> **TASK DETAILS**:
Sift the listing for lines that hold the string "Respuesta" and pull them out.

> **TASK DATA**:

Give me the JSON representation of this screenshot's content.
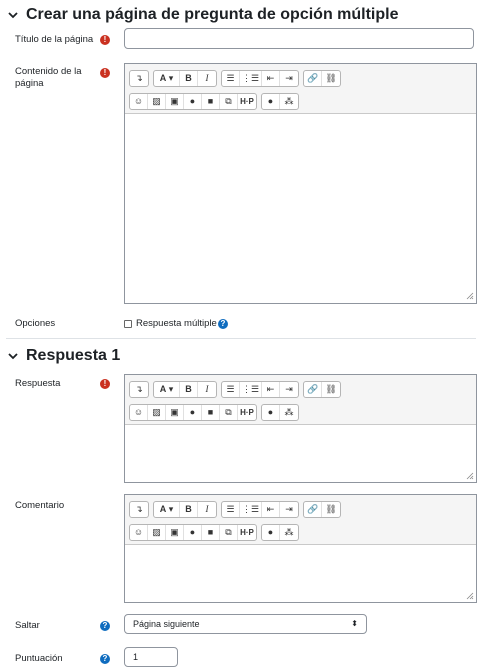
{
  "section1": {
    "title": "Crear una página de pregunta de opción múltiple"
  },
  "fields": {
    "titulo_label": "Título de la página",
    "contenido_label": "Contenido de la página",
    "opciones_label": "Opciones",
    "respuesta_multiple_label": "Respuesta múltiple"
  },
  "section2": {
    "title": "Respuesta 1"
  },
  "answer_fields": {
    "respuesta_label": "Respuesta",
    "comentario_label": "Comentario",
    "saltar_label": "Saltar",
    "saltar_value": "Página siguiente",
    "puntuacion_label": "Puntuación",
    "puntuacion_value": "1"
  },
  "toolbar": {
    "bold": "B",
    "italic": "I",
    "font": "A",
    "h5p": "H·P"
  },
  "colors": {
    "required": "#ca3120",
    "help": "#0f6cbf",
    "border": "#8f959e"
  }
}
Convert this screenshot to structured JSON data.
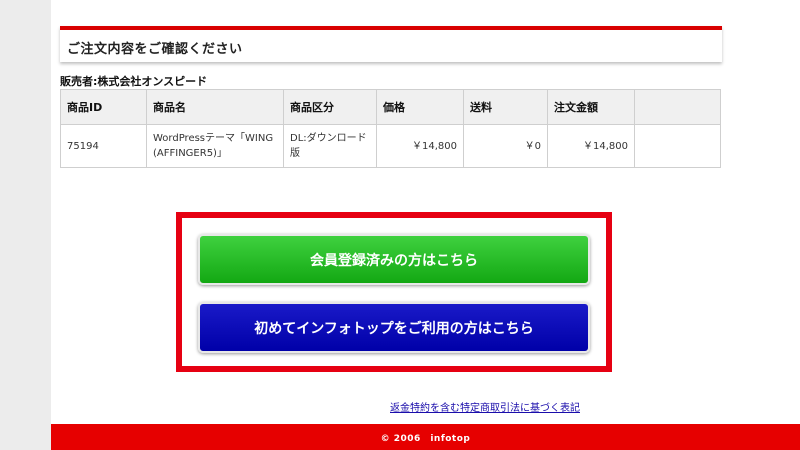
{
  "order": {
    "header_title": "ご注文内容をご確認ください",
    "seller_label": "販売者:株式会社オンスピード",
    "columns": [
      "商品ID",
      "商品名",
      "商品区分",
      "価格",
      "送料",
      "注文金額",
      ""
    ],
    "rows": [
      {
        "id": "75194",
        "name_line1": "WordPressテーマ「WING",
        "name_line2": "(AFFINGER5)」",
        "category_line1": "DL:ダウンロード",
        "category_line2": "版",
        "price": "￥14,800",
        "shipping": "￥0",
        "total": "￥14,800",
        "extra": ""
      }
    ]
  },
  "cta": {
    "member_label": "会員登録済みの方はこちら",
    "first_time_label": "初めてインフォトップをご利用の方はこちら",
    "member_color": "#1fb41f",
    "first_time_color": "#0000b0",
    "frame_color": "#e60012"
  },
  "legal_link": "返金特約を含む特定商取引法に基づく表記",
  "footer": {
    "text": "© 2006　infotop",
    "color": "#e60000"
  }
}
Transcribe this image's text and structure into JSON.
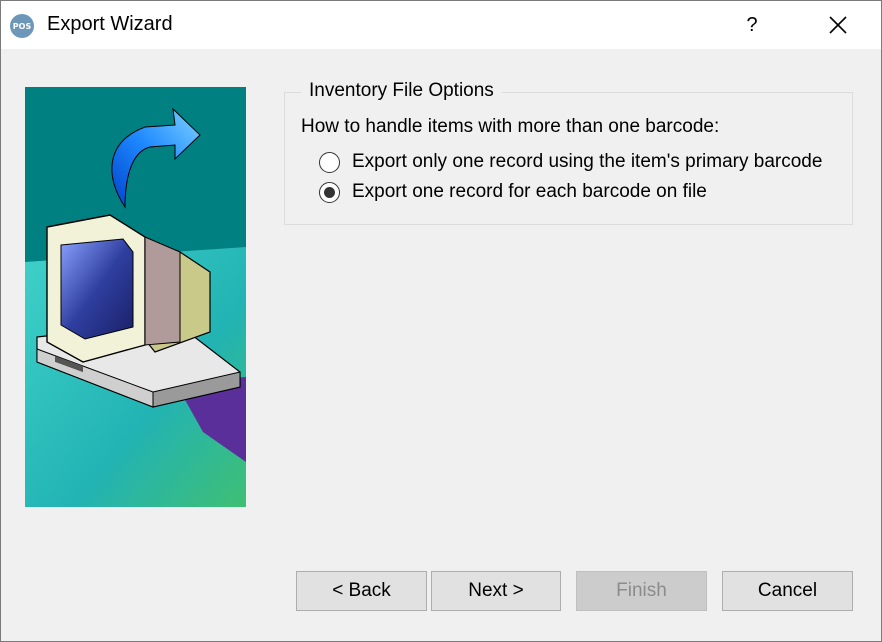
{
  "window": {
    "title": "Export Wizard",
    "app_icon_text": "POS",
    "help_label": "?",
    "close_icon": "close-icon"
  },
  "options": {
    "group_label": "Inventory File Options",
    "question": "How to handle items with more than one barcode:",
    "radios": [
      {
        "label": "Export only one record using the item's primary barcode",
        "checked": false
      },
      {
        "label": "Export one record for each barcode on file",
        "checked": true
      }
    ]
  },
  "buttons": {
    "back": "< Back",
    "next": "Next >",
    "finish": "Finish",
    "cancel": "Cancel"
  },
  "colors": {
    "sidebar_bg": "#008080",
    "arrow": "#1e88ff",
    "titlebar": "#ffffff",
    "dialog_bg": "#f0f0f0"
  }
}
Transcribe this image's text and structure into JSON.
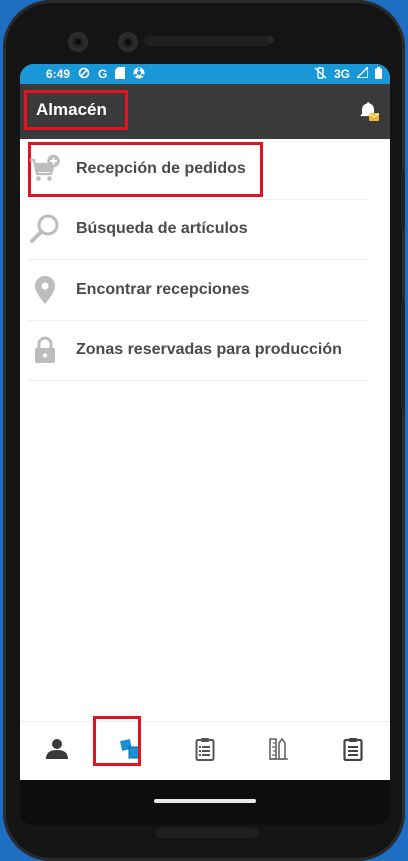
{
  "status_bar": {
    "time": "6:49",
    "network": "3G",
    "left_icons": [
      "vpn-icon",
      "google-icon",
      "sd-card-icon",
      "app-icon"
    ],
    "right_icons": [
      "vibrate-off-icon",
      "signal-icon",
      "battery-icon"
    ]
  },
  "app_bar": {
    "title": "Almacén",
    "action_icon": "notification-bell-icon"
  },
  "menu": {
    "items": [
      {
        "label": "Recepción de pedidos",
        "icon": "cart-add-icon"
      },
      {
        "label": "Búsqueda de artículos",
        "icon": "search-icon"
      },
      {
        "label": "Encontrar recepciones",
        "icon": "location-pin-icon"
      },
      {
        "label": "Zonas reservadas para producción",
        "icon": "lock-icon"
      }
    ]
  },
  "bottom_nav": {
    "items": [
      {
        "icon": "person-icon"
      },
      {
        "icon": "warehouse-boxes-icon",
        "active": true
      },
      {
        "icon": "clipboard-list-icon"
      },
      {
        "icon": "ruler-pencil-icon"
      },
      {
        "icon": "clipboard-icon"
      }
    ]
  },
  "colors": {
    "status_bar": "#1a97d6",
    "app_bar": "#3a3a3a",
    "highlight": "#e3141f",
    "active_icon": "#1a8fd6",
    "menu_text": "#4a4a4a"
  }
}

> **SOLUTION BELOW**:
    "respuesta_multiple_label": "Respuesta múltiple"
    "title": "Respuesta 1"
    "respuesta_label": "Respuesta",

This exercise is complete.